Dataset entries:
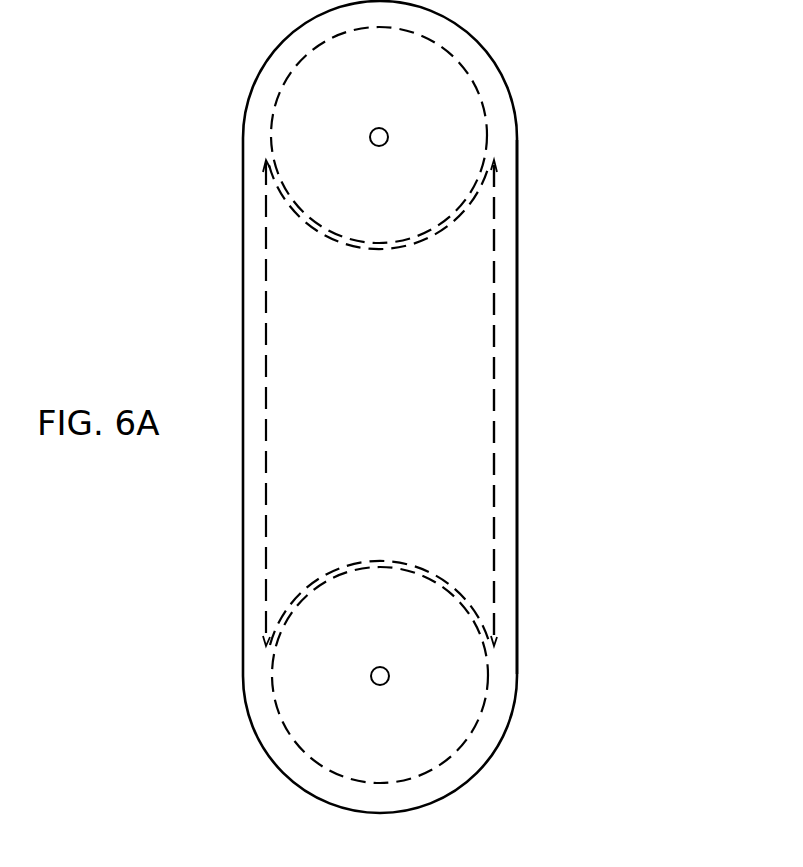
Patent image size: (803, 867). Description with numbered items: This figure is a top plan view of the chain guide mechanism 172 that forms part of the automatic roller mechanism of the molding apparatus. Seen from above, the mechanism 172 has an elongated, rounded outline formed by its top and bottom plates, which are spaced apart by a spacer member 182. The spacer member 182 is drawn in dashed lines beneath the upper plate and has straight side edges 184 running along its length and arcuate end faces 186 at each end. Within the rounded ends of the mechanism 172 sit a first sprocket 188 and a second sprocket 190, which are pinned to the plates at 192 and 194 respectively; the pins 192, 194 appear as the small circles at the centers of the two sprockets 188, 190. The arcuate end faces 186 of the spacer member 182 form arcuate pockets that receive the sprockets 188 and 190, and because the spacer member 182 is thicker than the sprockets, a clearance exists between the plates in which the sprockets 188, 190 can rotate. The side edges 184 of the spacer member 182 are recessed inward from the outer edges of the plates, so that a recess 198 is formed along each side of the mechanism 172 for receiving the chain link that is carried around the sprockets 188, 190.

The chain guide mechanism 172 is at (232, 535).
The spacer member 182 is at (452, 370).
The side edges 184 is at (268, 298).
The arcuate end faces 186 is at (362, 248).
The first sprocket 188 is at (447, 213).
The second sprocket 190 is at (423, 577).
The pin 192 is at (382, 134).
The pin 194 is at (388, 683).
The recess 198 is at (517, 440).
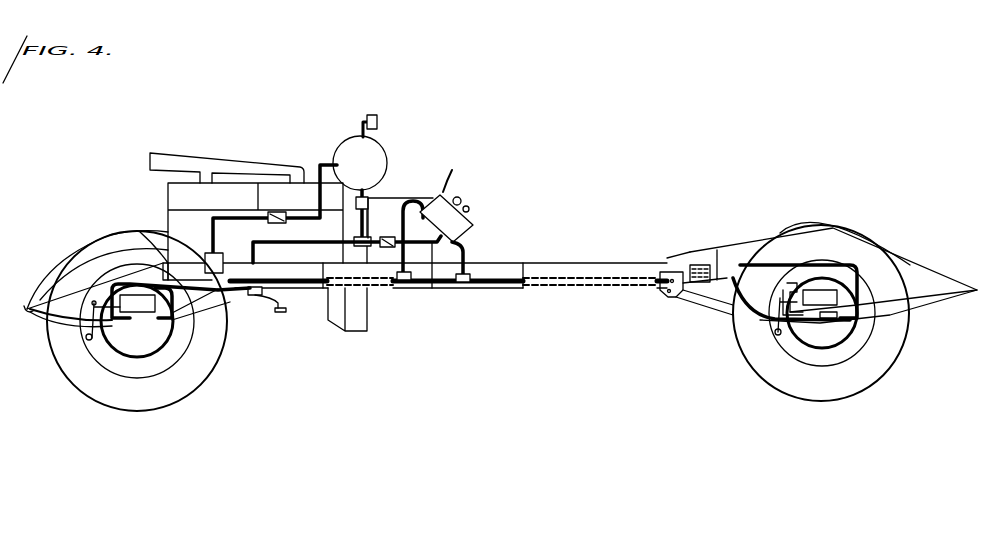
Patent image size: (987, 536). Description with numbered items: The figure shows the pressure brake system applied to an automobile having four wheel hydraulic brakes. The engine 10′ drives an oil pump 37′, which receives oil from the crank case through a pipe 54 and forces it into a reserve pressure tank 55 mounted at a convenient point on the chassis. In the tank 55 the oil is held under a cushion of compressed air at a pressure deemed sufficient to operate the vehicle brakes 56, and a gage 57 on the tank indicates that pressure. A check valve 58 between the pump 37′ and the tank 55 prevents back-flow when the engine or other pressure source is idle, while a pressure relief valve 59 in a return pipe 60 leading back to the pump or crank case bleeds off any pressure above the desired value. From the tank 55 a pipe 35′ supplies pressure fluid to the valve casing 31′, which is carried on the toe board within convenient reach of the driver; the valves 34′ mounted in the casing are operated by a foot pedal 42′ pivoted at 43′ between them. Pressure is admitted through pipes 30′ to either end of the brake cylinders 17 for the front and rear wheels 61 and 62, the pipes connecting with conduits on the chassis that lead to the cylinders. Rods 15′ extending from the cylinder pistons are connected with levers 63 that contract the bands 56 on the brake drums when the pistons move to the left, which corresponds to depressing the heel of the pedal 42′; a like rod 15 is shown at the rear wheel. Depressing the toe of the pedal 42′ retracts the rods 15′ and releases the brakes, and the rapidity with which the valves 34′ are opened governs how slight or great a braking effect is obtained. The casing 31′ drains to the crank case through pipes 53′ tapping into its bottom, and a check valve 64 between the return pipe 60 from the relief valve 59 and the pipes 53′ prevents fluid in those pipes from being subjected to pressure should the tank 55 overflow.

The engine 10′ is at (272, 190).
The frame 15 is at (783, 298).
The rods 15′ is at (108, 292).
The brake cylinders 17 is at (147, 348).
The pipes 30′ is at (452, 180).
The valve casing 31′ is at (470, 226).
The valves 34′ is at (461, 200).
The pipe 35′ is at (398, 198).
The oil pump 37′ is at (163, 233).
The foot pedal 42′ is at (440, 193).
The pivot 43′ is at (469, 209).
The pipes 53′ is at (432, 288).
The pipe 54 is at (278, 308).
The reserve pressure tank 55 is at (362, 156).
The vehicle brakes 56 is at (145, 308).
The gage 57 is at (378, 122).
The check valve 58 is at (277, 213).
The pressure relief valve 59 is at (390, 196).
The return pipe 60 is at (368, 224).
The front wheels 61 is at (105, 250).
The rear wheels 62 is at (893, 343).
The levers 63 is at (85, 337).
The check valve 64 is at (384, 248).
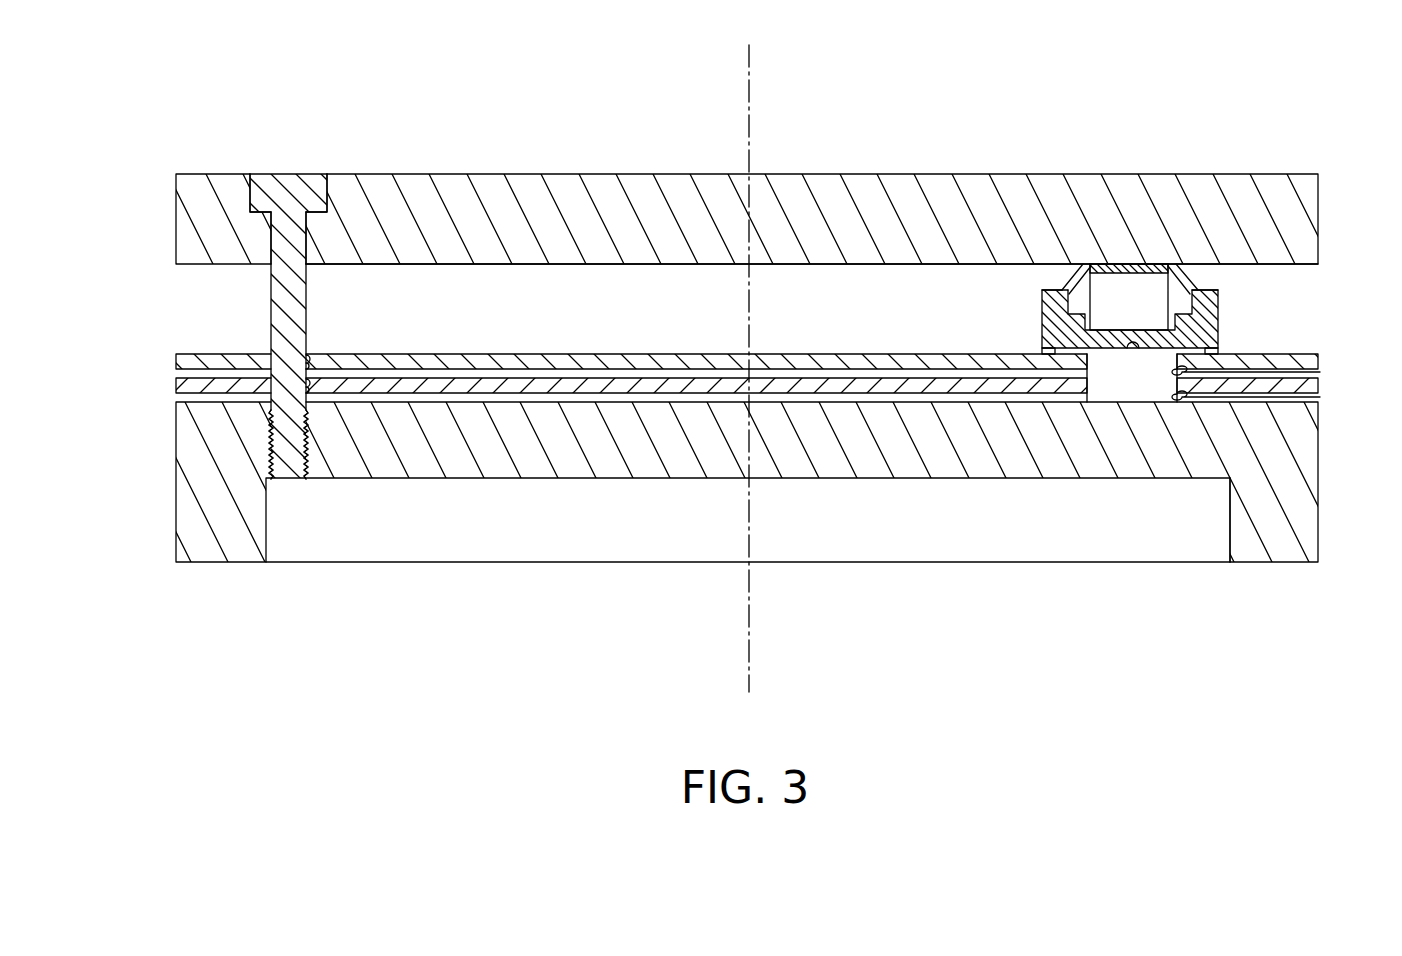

Task directions: Restate the items from the beginning through the line containing "The recess 198 is at (517, 440).", inclusive, substituting "casting apparatus" for "molding apparatus" and leaving everything else unchanged. Omit the pictures from your answer.

Final answer:
Patent image size: (803, 867). Description with numbered items: This figure is a top plan view of the chain guide mechanism 172 that forms part of the automatic roller mechanism of the casting apparatus. Seen from above, the mechanism 172 has an elongated, rounded outline formed by its top and bottom plates, which are spaced apart by a spacer member 182. The spacer member 182 is drawn in dashed lines beneath the upper plate and has straight side edges 184 running along its length and arcuate end faces 186 at each end. Within the rounded ends of the mechanism 172 sit a first sprocket 188 and a second sprocket 190, which are pinned to the plates at 192 and 194 respectively; the pins 192, 194 appear as the small circles at the centers of the two sprockets 188, 190. The arcuate end faces 186 of the spacer member 182 form arcuate pockets that receive the sprockets 188 and 190, and because the spacer member 182 is thicker than the sprockets, a clearance exists between the plates in which the sprockets 188, 190 can rotate. The side edges 184 of the spacer member 182 are recessed inward from the outer edges of the plates, so that a recess 198 is formed along each side of the mechanism 172 for receiving the chain link that is carried around the sprockets 188, 190.

The chain guide mechanism 172 is at (232, 535).
The spacer member 182 is at (452, 370).
The side edges 184 is at (268, 298).
The arcuate end faces 186 is at (362, 248).
The first sprocket 188 is at (447, 213).
The second sprocket 190 is at (423, 577).
The pin 192 is at (382, 134).
The pin 194 is at (388, 683).
The recess 198 is at (517, 440).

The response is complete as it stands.